#### [Challenge]
Take the data below and repeat it exactly.

#### [Data lines]

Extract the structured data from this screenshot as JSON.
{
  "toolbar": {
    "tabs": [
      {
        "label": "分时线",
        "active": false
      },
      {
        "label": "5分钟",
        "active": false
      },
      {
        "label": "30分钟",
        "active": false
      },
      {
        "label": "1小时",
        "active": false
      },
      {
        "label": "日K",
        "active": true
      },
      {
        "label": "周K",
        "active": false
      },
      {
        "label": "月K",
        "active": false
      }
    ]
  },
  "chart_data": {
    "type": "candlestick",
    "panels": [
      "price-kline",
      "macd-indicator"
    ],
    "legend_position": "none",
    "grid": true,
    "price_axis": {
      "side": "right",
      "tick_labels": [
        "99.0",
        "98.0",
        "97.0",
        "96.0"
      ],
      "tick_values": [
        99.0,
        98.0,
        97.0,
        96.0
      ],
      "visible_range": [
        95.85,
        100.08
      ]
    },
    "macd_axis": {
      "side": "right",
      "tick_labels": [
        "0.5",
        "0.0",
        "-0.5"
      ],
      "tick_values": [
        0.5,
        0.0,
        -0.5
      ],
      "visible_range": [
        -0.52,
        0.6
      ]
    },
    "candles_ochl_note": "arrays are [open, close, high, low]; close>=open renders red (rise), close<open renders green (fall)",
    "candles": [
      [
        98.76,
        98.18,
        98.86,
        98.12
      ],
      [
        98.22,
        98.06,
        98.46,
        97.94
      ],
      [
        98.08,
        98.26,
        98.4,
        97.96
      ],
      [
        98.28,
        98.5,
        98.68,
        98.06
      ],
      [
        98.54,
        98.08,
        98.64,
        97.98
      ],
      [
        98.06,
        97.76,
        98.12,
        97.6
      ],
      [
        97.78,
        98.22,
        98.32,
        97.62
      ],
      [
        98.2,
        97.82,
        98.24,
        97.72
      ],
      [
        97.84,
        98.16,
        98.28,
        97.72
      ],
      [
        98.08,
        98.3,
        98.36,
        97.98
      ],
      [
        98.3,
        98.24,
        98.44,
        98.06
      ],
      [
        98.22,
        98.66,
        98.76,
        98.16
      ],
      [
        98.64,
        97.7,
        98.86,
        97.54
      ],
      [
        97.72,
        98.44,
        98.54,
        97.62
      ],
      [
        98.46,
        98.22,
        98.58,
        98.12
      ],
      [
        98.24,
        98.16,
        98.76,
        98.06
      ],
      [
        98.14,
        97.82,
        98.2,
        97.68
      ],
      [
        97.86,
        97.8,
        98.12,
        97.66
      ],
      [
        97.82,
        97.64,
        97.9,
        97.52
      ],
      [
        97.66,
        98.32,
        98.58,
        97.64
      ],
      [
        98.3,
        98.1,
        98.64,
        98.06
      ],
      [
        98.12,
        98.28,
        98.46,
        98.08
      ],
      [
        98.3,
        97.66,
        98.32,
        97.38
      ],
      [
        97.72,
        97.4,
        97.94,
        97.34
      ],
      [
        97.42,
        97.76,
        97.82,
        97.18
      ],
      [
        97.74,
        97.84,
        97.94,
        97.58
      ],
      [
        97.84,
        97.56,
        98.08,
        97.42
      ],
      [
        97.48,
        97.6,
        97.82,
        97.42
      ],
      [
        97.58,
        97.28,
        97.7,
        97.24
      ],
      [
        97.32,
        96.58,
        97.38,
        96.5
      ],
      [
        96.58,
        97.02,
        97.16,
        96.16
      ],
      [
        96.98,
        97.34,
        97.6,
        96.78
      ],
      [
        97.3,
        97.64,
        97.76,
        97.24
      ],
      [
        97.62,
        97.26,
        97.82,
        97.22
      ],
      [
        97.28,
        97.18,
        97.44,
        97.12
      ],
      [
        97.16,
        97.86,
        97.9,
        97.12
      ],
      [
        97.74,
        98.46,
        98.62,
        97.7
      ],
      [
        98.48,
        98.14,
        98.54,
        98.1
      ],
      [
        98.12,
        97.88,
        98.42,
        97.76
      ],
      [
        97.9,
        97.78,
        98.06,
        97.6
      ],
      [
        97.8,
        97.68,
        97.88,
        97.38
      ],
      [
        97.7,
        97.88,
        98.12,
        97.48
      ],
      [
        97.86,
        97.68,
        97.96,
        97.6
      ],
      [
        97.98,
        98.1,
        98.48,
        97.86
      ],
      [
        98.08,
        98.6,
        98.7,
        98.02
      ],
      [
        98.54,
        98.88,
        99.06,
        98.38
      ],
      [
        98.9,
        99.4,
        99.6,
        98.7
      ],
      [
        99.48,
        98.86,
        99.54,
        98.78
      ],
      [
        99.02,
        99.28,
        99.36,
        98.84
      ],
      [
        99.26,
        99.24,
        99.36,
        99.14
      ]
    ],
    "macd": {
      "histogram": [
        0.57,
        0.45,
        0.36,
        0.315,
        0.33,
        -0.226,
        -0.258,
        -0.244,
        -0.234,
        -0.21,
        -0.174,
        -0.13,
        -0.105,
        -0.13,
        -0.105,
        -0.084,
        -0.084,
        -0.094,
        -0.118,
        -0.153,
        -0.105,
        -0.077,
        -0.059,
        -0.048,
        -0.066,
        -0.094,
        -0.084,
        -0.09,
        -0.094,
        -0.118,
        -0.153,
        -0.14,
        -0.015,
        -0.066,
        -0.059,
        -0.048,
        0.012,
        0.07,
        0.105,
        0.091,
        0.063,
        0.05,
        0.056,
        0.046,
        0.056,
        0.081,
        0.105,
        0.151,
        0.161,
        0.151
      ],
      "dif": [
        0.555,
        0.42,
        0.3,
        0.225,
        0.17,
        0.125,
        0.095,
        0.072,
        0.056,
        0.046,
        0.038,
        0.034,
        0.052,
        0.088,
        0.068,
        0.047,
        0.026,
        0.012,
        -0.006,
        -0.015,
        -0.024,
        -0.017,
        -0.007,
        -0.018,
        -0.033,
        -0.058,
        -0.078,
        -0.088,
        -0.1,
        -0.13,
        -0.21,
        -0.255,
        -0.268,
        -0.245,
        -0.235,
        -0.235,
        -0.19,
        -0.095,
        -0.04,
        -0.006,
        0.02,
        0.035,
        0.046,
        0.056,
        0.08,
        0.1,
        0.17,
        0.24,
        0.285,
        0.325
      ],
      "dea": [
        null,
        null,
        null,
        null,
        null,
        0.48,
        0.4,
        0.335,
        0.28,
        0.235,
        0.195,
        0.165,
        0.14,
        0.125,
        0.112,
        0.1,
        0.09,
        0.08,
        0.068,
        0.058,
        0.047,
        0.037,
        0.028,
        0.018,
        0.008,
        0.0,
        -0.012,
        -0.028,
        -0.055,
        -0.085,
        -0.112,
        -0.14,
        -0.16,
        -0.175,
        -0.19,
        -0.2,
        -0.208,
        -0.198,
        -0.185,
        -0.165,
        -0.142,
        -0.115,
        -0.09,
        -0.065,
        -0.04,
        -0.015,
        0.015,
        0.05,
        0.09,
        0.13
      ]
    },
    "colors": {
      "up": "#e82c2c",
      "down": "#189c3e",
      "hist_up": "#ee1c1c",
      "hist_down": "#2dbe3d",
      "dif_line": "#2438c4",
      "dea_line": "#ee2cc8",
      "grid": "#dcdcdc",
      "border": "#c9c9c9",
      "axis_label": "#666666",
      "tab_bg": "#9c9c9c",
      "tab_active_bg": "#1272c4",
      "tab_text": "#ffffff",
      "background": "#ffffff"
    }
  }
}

#### [The solution]
Extract the structured data from this screenshot as JSON.
{
  "toolbar": {
    "tabs": [
      {
        "label": "分时线",
        "active": false
      },
      {
        "label": "5分钟",
        "active": false
      },
      {
        "label": "30分钟",
        "active": false
      },
      {
        "label": "1小时",
        "active": false
      },
      {
        "label": "日K",
        "active": true
      },
      {
        "label": "周K",
        "active": false
      },
      {
        "label": "月K",
        "active": false
      }
    ]
  },
  "chart_data": {
    "type": "candlestick",
    "panels": [
      "price-kline",
      "macd-indicator"
    ],
    "legend_position": "none",
    "grid": true,
    "price_axis": {
      "side": "right",
      "tick_labels": [
        "99.0",
        "98.0",
        "97.0",
        "96.0"
      ],
      "tick_values": [
        99.0,
        98.0,
        97.0,
        96.0
      ],
      "visible_range": [
        95.85,
        100.08
      ]
    },
    "macd_axis": {
      "side": "right",
      "tick_labels": [
        "0.5",
        "0.0",
        "-0.5"
      ],
      "tick_values": [
        0.5,
        0.0,
        -0.5
      ],
      "visible_range": [
        -0.52,
        0.6
      ]
    },
    "candles_ochl_note": "arrays are [open, close, high, low]; close>=open renders red (rise), close<open renders green (fall)",
    "candles": [
      [
        98.76,
        98.18,
        98.86,
        98.12
      ],
      [
        98.22,
        98.06,
        98.46,
        97.94
      ],
      [
        98.08,
        98.26,
        98.4,
        97.96
      ],
      [
        98.28,
        98.5,
        98.68,
        98.06
      ],
      [
        98.54,
        98.08,
        98.64,
        97.98
      ],
      [
        98.06,
        97.76,
        98.12,
        97.6
      ],
      [
        97.78,
        98.22,
        98.32,
        97.62
      ],
      [
        98.2,
        97.82,
        98.24,
        97.72
      ],
      [
        97.84,
        98.16,
        98.28,
        97.72
      ],
      [
        98.08,
        98.3,
        98.36,
        97.98
      ],
      [
        98.3,
        98.24,
        98.44,
        98.06
      ],
      [
        98.22,
        98.66,
        98.76,
        98.16
      ],
      [
        98.64,
        97.7,
        98.86,
        97.54
      ],
      [
        97.72,
        98.44,
        98.54,
        97.62
      ],
      [
        98.46,
        98.22,
        98.58,
        98.12
      ],
      [
        98.24,
        98.16,
        98.76,
        98.06
      ],
      [
        98.14,
        97.82,
        98.2,
        97.68
      ],
      [
        97.86,
        97.8,
        98.12,
        97.66
      ],
      [
        97.82,
        97.64,
        97.9,
        97.52
      ],
      [
        97.66,
        98.32,
        98.58,
        97.64
      ],
      [
        98.3,
        98.1,
        98.64,
        98.06
      ],
      [
        98.12,
        98.28,
        98.46,
        98.08
      ],
      [
        98.3,
        97.66,
        98.32,
        97.38
      ],
      [
        97.72,
        97.4,
        97.94,
        97.34
      ],
      [
        97.42,
        97.76,
        97.82,
        97.18
      ],
      [
        97.74,
        97.84,
        97.94,
        97.58
      ],
      [
        97.84,
        97.56,
        98.08,
        97.42
      ],
      [
        97.48,
        97.6,
        97.82,
        97.42
      ],
      [
        97.58,
        97.28,
        97.7,
        97.24
      ],
      [
        97.32,
        96.58,
        97.38,
        96.5
      ],
      [
        96.58,
        97.02,
        97.16,
        96.16
      ],
      [
        96.98,
        97.34,
        97.6,
        96.78
      ],
      [
        97.3,
        97.64,
        97.76,
        97.24
      ],
      [
        97.62,
        97.26,
        97.82,
        97.22
      ],
      [
        97.28,
        97.18,
        97.44,
        97.12
      ],
      [
        97.16,
        97.86,
        97.9,
        97.12
      ],
      [
        97.74,
        98.46,
        98.62,
        97.7
      ],
      [
        98.48,
        98.14,
        98.54,
        98.1
      ],
      [
        98.12,
        97.88,
        98.42,
        97.76
      ],
      [
        97.9,
        97.78,
        98.06,
        97.6
      ],
      [
        97.8,
        97.68,
        97.88,
        97.38
      ],
      [
        97.7,
        97.88,
        98.12,
        97.48
      ],
      [
        97.86,
        97.68,
        97.96,
        97.6
      ],
      [
        97.98,
        98.1,
        98.48,
        97.86
      ],
      [
        98.08,
        98.6,
        98.7,
        98.02
      ],
      [
        98.54,
        98.88,
        99.06,
        98.38
      ],
      [
        98.9,
        99.4,
        99.6,
        98.7
      ],
      [
        99.48,
        98.86,
        99.54,
        98.78
      ],
      [
        99.02,
        99.28,
        99.36,
        98.84
      ],
      [
        99.26,
        99.24,
        99.36,
        99.14
      ]
    ],
    "macd": {
      "histogram": [
        0.57,
        0.45,
        0.36,
        0.315,
        0.33,
        -0.226,
        -0.258,
        -0.244,
        -0.234,
        -0.21,
        -0.174,
        -0.13,
        -0.105,
        -0.13,
        -0.105,
        -0.084,
        -0.084,
        -0.094,
        -0.118,
        -0.153,
        -0.105,
        -0.077,
        -0.059,
        -0.048,
        -0.066,
        -0.094,
        -0.084,
        -0.09,
        -0.094,
        -0.118,
        -0.153,
        -0.14,
        -0.015,
        -0.066,
        -0.059,
        -0.048,
        0.012,
        0.07,
        0.105,
        0.091,
        0.063,
        0.05,
        0.056,
        0.046,
        0.056,
        0.081,
        0.105,
        0.151,
        0.161,
        0.151
      ],
      "dif": [
        0.555,
        0.42,
        0.3,
        0.225,
        0.17,
        0.125,
        0.095,
        0.072,
        0.056,
        0.046,
        0.038,
        0.034,
        0.052,
        0.088,
        0.068,
        0.047,
        0.026,
        0.012,
        -0.006,
        -0.015,
        -0.024,
        -0.017,
        -0.007,
        -0.018,
        -0.033,
        -0.058,
        -0.078,
        -0.088,
        -0.1,
        -0.13,
        -0.21,
        -0.255,
        -0.268,
        -0.245,
        -0.235,
        -0.235,
        -0.19,
        -0.095,
        -0.04,
        -0.006,
        0.02,
        0.035,
        0.046,
        0.056,
        0.08,
        0.1,
        0.17,
        0.24,
        0.285,
        0.325
      ],
      "dea": [
        null,
        null,
        null,
        null,
        null,
        0.48,
        0.4,
        0.335,
        0.28,
        0.235,
        0.195,
        0.165,
        0.14,
        0.125,
        0.112,
        0.1,
        0.09,
        0.08,
        0.068,
        0.058,
        0.047,
        0.037,
        0.028,
        0.018,
        0.008,
        0.0,
        -0.012,
        -0.028,
        -0.055,
        -0.085,
        -0.112,
        -0.14,
        -0.16,
        -0.175,
        -0.19,
        -0.2,
        -0.208,
        -0.198,
        -0.185,
        -0.165,
        -0.142,
        -0.115,
        -0.09,
        -0.065,
        -0.04,
        -0.015,
        0.015,
        0.05,
        0.09,
        0.13
      ]
    },
    "colors": {
      "up": "#e82c2c",
      "down": "#189c3e",
      "hist_up": "#ee1c1c",
      "hist_down": "#2dbe3d",
      "dif_line": "#2438c4",
      "dea_line": "#ee2cc8",
      "grid": "#dcdcdc",
      "border": "#c9c9c9",
      "axis_label": "#666666",
      "tab_bg": "#9c9c9c",
      "tab_active_bg": "#1272c4",
      "tab_text": "#ffffff",
      "background": "#ffffff"
    }
  }
}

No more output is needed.